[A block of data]
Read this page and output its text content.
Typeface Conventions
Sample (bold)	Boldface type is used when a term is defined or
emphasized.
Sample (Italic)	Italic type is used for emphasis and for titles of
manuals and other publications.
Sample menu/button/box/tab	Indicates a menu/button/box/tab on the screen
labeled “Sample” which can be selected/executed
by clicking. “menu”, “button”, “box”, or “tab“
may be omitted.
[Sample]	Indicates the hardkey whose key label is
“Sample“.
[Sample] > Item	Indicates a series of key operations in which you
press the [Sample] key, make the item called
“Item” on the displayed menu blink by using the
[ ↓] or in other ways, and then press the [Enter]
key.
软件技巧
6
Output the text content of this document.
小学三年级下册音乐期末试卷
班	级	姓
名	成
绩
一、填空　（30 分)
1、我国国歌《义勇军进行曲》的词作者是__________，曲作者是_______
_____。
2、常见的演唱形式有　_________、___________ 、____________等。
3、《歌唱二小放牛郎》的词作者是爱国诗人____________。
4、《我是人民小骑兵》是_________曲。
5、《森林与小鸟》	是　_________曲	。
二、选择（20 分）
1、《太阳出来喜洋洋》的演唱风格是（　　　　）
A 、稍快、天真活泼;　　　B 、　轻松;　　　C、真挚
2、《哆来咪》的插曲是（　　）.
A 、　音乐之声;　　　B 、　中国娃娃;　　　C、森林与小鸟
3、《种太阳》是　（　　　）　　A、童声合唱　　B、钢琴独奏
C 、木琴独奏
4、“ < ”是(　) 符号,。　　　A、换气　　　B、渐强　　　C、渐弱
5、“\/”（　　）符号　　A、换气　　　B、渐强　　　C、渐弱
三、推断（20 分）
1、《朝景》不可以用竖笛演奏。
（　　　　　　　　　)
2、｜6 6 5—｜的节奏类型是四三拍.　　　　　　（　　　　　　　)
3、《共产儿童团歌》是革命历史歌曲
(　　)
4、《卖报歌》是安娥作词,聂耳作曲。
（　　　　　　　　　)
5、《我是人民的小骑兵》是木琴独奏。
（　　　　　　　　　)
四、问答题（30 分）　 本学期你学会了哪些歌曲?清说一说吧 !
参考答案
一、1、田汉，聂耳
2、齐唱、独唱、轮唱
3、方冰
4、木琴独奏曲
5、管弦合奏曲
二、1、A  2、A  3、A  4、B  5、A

**TASK REQUIREMENTS:**
Return each line of the listing that holds the string "Indicates".

**RESULT FOR THIS TASK:**
Sample menu/button/box/tab	Indicates a menu/button/box/tab on the screen
[Sample]	Indicates the hardkey whose key label is
[Sample] > Item	Indicates a series of key operations in which you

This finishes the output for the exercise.